===== DATA TO USE

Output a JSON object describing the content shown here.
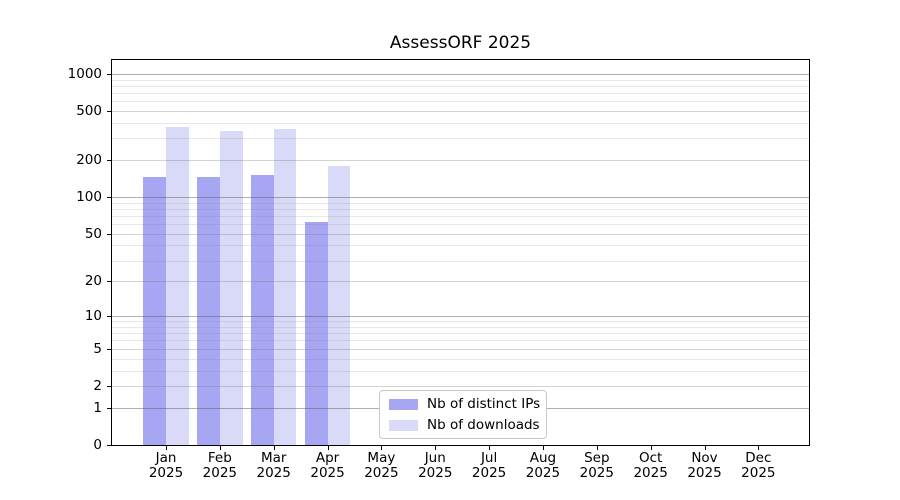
{
  "chart_data": {
    "type": "bar",
    "title": "AssessORF 2025",
    "months": [
      "Jan",
      "Feb",
      "Mar",
      "Apr",
      "May",
      "Jun",
      "Jul",
      "Aug",
      "Sep",
      "Oct",
      "Nov",
      "Dec"
    ],
    "year": "2025",
    "series": [
      {
        "key": "distinct-ips",
        "name": "Nb of distinct IPs",
        "color": "#a6a6f2",
        "values": [
          145,
          145,
          152,
          63,
          null,
          null,
          null,
          null,
          null,
          null,
          null,
          null
        ]
      },
      {
        "key": "downloads",
        "name": "Nb of downloads",
        "color": "#d9d9f8",
        "values": [
          371,
          342,
          355,
          180,
          null,
          null,
          null,
          null,
          null,
          null,
          null,
          null
        ]
      }
    ],
    "y_scale": "log10(1+value)",
    "y_ticks": [
      0,
      1,
      2,
      5,
      10,
      20,
      50,
      100,
      200,
      500,
      1000
    ],
    "y_minor_gridlines": [
      3,
      4,
      6,
      7,
      8,
      9,
      30,
      40,
      60,
      70,
      80,
      90,
      300,
      400,
      600,
      700,
      800,
      900
    ],
    "ylim": [
      0,
      1300
    ],
    "grid": "on",
    "legend": {
      "position": "bottom-center",
      "entries": [
        "Nb of distinct IPs",
        "Nb of downloads"
      ]
    }
  },
  "colors": {
    "bar_ips": "#a6a6f2",
    "bar_downloads": "#d9d9f8",
    "grid_power10": "#ababab",
    "grid_major": "#d6d6d6",
    "grid_minor": "#e9e9e9",
    "axis": "#000000",
    "legend_border": "#c8c8c8",
    "background": "#ffffff",
    "text": "#000000"
  }
}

==========

* [TASK REQUIREMENTS] Except for the pictures, copy every line of the records above exactly.

* [THE RESPONSE]
Output a JSON object describing the content shown here.
{
  "chart_data": {
    "type": "bar",
    "title": "AssessORF 2025",
    "months": [
      "Jan",
      "Feb",
      "Mar",
      "Apr",
      "May",
      "Jun",
      "Jul",
      "Aug",
      "Sep",
      "Oct",
      "Nov",
      "Dec"
    ],
    "year": "2025",
    "series": [
      {
        "key": "distinct-ips",
        "name": "Nb of distinct IPs",
        "color": "#a6a6f2",
        "values": [
          145,
          145,
          152,
          63,
          null,
          null,
          null,
          null,
          null,
          null,
          null,
          null
        ]
      },
      {
        "key": "downloads",
        "name": "Nb of downloads",
        "color": "#d9d9f8",
        "values": [
          371,
          342,
          355,
          180,
          null,
          null,
          null,
          null,
          null,
          null,
          null,
          null
        ]
      }
    ],
    "y_scale": "log10(1+value)",
    "y_ticks": [
      0,
      1,
      2,
      5,
      10,
      20,
      50,
      100,
      200,
      500,
      1000
    ],
    "y_minor_gridlines": [
      3,
      4,
      6,
      7,
      8,
      9,
      30,
      40,
      60,
      70,
      80,
      90,
      300,
      400,
      600,
      700,
      800,
      900
    ],
    "ylim": [
      0,
      1300
    ],
    "grid": "on",
    "legend": {
      "position": "bottom-center",
      "entries": [
        "Nb of distinct IPs",
        "Nb of downloads"
      ]
    }
  },
  "colors": {
    "bar_ips": "#a6a6f2",
    "bar_downloads": "#d9d9f8",
    "grid_power10": "#ababab",
    "grid_major": "#d6d6d6",
    "grid_minor": "#e9e9e9",
    "axis": "#000000",
    "legend_border": "#c8c8c8",
    "background": "#ffffff",
    "text": "#000000"
  }
}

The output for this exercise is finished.